(OBJECTIVE) Make an exact copy of the entries below with the pictures removed.

Dataset items:
-=-=-=-=-
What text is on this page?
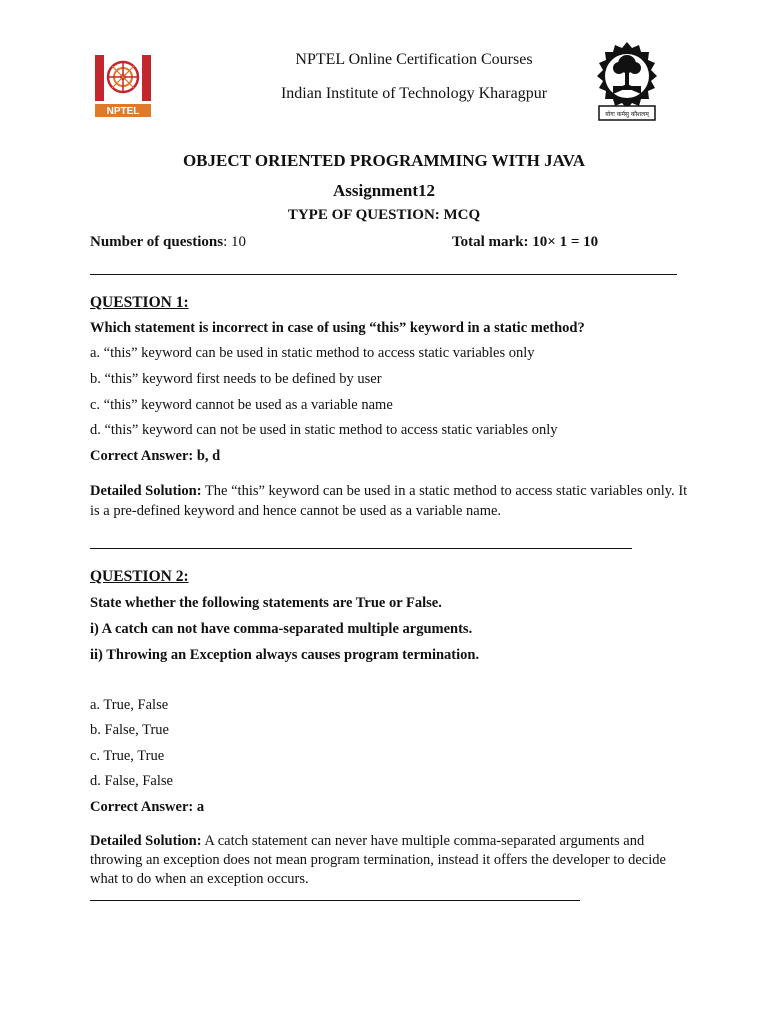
NPTEL	योगः कर्मसु कौशलम्
NPTEL Online Certification Courses
Indian Institute of Technology Kharagpur
OBJECT ORIENTED PROGRAMMING WITH JAVA
Assignment12
TYPE OF QUESTION: MCQ
Number of questions: 10	Total mark: 10× 1 = 10
QUESTION 1:
Which statement is incorrect in case of using “this” keyword in a static method?
a. “this” keyword can be used in static method to access static variables only
b. “this” keyword first needs to be defined by user
c. “this” keyword cannot be used as a variable name
d. “this” keyword can not be used in static method to access static variables only
Correct Answer: b, d
Detailed Solution: The “this” keyword can be used in a static method to access static variables only. It is a pre-defined keyword and hence cannot be used as a variable name.
QUESTION 2:
State whether the following statements are True or False.
i) A catch can not have comma-separated multiple arguments.
ii) Throwing an Exception always causes program termination.
a. True, False
b. False, True
c. True, True
d. False, False
Correct Answer: a
Detailed Solution: A catch statement can never have multiple comma-separated arguments and throwing an exception does not mean program termination, instead it offers the developer to decide what to do when an exception occurs.
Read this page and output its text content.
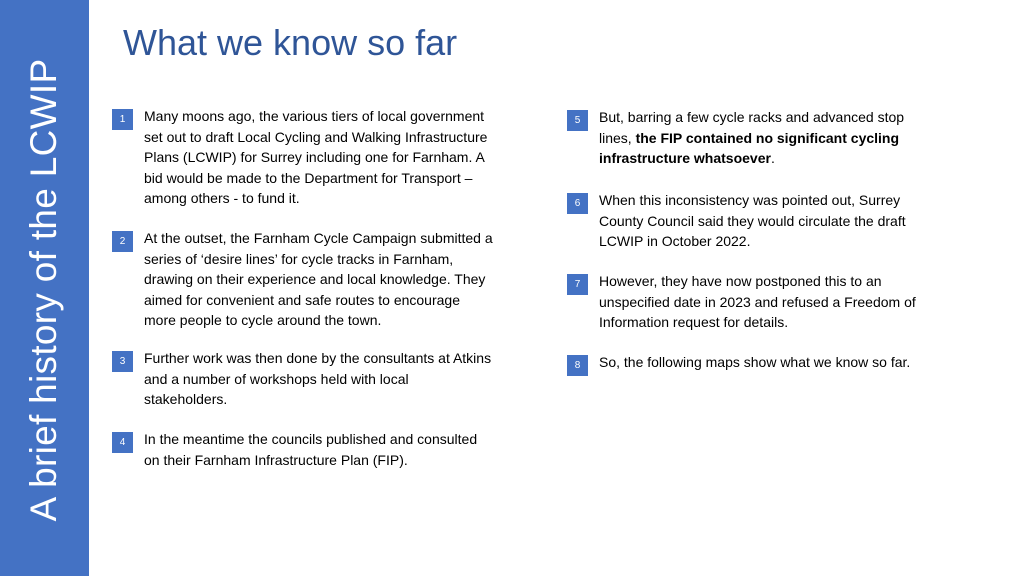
A brief history of the LCWIP
What we know so far
1	Many moons ago, the various tiers of local government
set out to draft Local Cycling and Walking Infrastructure
Plans (LCWIP) for Surrey including one for Farnham. A
bid would be made to the Department for Transport –
among others - to fund it.
2	At the outset, the Farnham Cycle Campaign submitted a
series of ‘desire lines’ for cycle tracks in Farnham,
drawing on their experience and local knowledge. They
aimed for convenient and safe routes to encourage
more people to cycle around the town.
3	Further work was then done by the consultants at Atkins
and a number of workshops held with local
stakeholders.
4	In the meantime the councils published and consulted
on their Farnham Infrastructure Plan (FIP).
5	But, barring a few cycle racks and advanced stop
lines, the FIP contained no significant cycling
infrastructure whatsoever.
6	When this inconsistency was pointed out, Surrey
County Council said they would circulate the draft
LCWIP in October 2022.
7	However, they have now postponed this to an
unspecified date in 2023 and refused a Freedom of
Information request for details.
8	So, the following maps show what we know so far.
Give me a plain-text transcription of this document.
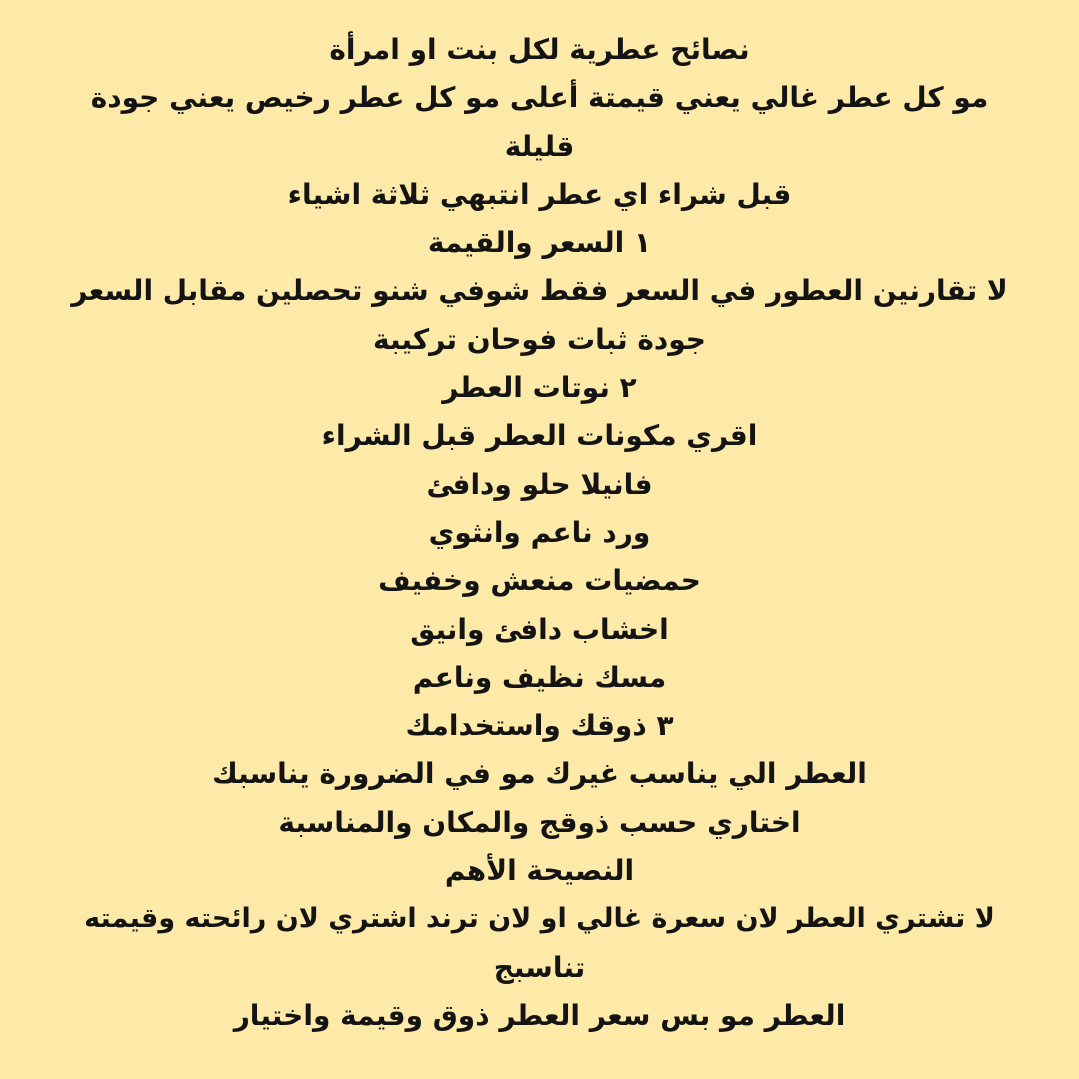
نصائح عطرية لكل بنت او امرأة

مو كل عطر غالي يعني قيمتة أعلى مو كل عطر رخيص يعني جودة

قليلة

قبل شراء اي عطر انتبهي ثلاثة اشياء

١ السعر والقيمة

لا تقارنين العطور في السعر فقط شوفي شنو تحصلين مقابل السعر

جودة ثبات فوحان تركيبة

٢ نوتات العطر

اقري مكونات العطر قبل الشراء

فانيلا حلو ودافئ

ورد ناعم وانثوي

حمضيات منعش وخفيف

اخشاب دافئ وانيق

مسك نظيف وناعم

٣ ذوقك واستخدامك

العطر الي يناسب غيرك مو في الضرورة يناسبك

اختاري حسب ذوقج والمكان والمناسبة

النصيحة الأهم

لا تشتري العطر لان سعرة غالي او لان ترند اشتري لان رائحته وقيمته

تناسبج

العطر مو بس سعر العطر ذوق وقيمة واختيار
-=-=-=-=-
(RESULT OF THE EXERCISE)
What text is on this page?
NPTEL	योगः कर्मसु कौशलम्
NPTEL Online Certification Courses
Indian Institute of Technology Kharagpur
OBJECT ORIENTED PROGRAMMING WITH JAVA
Assignment12
TYPE OF QUESTION: MCQ
Number of questions: 10	Total mark: 10× 1 = 10
QUESTION 1:
Which statement is incorrect in case of using “this” keyword in a static method?
a. “this” keyword can be used in static method to access static variables only
b. “this” keyword first needs to be defined by user
c. “this” keyword cannot be used as a variable name
d. “this” keyword can not be used in static method to access static variables only
Correct Answer: b, d
Detailed Solution: The “this” keyword can be used in a static method to access static variables only. It is a pre-defined keyword and hence cannot be used as a variable name.
QUESTION 2:
State whether the following statements are True or False.
i) A catch can not have comma-separated multiple arguments.
ii) Throwing an Exception always causes program termination.
a. True, False
b. False, True
c. True, True
d. False, False
Correct Answer: a
Detailed Solution: A catch statement can never have multiple comma-separated arguments and throwing an exception does not mean program termination, instead it offers the developer to decide what to do when an exception occurs.
Read this page and output its text content.
A brief history of the LCWIP
What we know so far
1	Many moons ago, the various tiers of local government
set out to draft Local Cycling and Walking Infrastructure
Plans (LCWIP) for Surrey including one for Farnham. A
bid would be made to the Department for Transport –
among others - to fund it.
2	At the outset, the Farnham Cycle Campaign submitted a
series of ‘desire lines’ for cycle tracks in Farnham,
drawing on their experience and local knowledge. They
aimed for convenient and safe routes to encourage
more people to cycle around the town.
3	Further work was then done by the consultants at Atkins
and a number of workshops held with local
stakeholders.
4	In the meantime the councils published and consulted
on their Farnham Infrastructure Plan (FIP).
5	But, barring a few cycle racks and advanced stop
lines, the FIP contained no significant cycling
infrastructure whatsoever.
6	When this inconsistency was pointed out, Surrey
County Council said they would circulate the draft
LCWIP in October 2022.
7	However, they have now postponed this to an
unspecified date in 2023 and refused a Freedom of
Information request for details.
8	So, the following maps show what we know so far.
Give me a plain-text transcription of this document.
نصائح عطرية لكل بنت او امرأة

مو كل عطر غالي يعني قيمتة أعلى مو كل عطر رخيص يعني جودة

قليلة

قبل شراء اي عطر انتبهي ثلاثة اشياء

١ السعر والقيمة

لا تقارنين العطور في السعر فقط شوفي شنو تحصلين مقابل السعر

جودة ثبات فوحان تركيبة

٢ نوتات العطر

اقري مكونات العطر قبل الشراء

فانيلا حلو ودافئ

ورد ناعم وانثوي

حمضيات منعش وخفيف

اخشاب دافئ وانيق

مسك نظيف وناعم

٣ ذوقك واستخدامك

العطر الي يناسب غيرك مو في الضرورة يناسبك

اختاري حسب ذوقج والمكان والمناسبة

النصيحة الأهم

لا تشتري العطر لان سعرة غالي او لان ترند اشتري لان رائحته وقيمته

تناسبج

العطر مو بس سعر العطر ذوق وقيمة واختيار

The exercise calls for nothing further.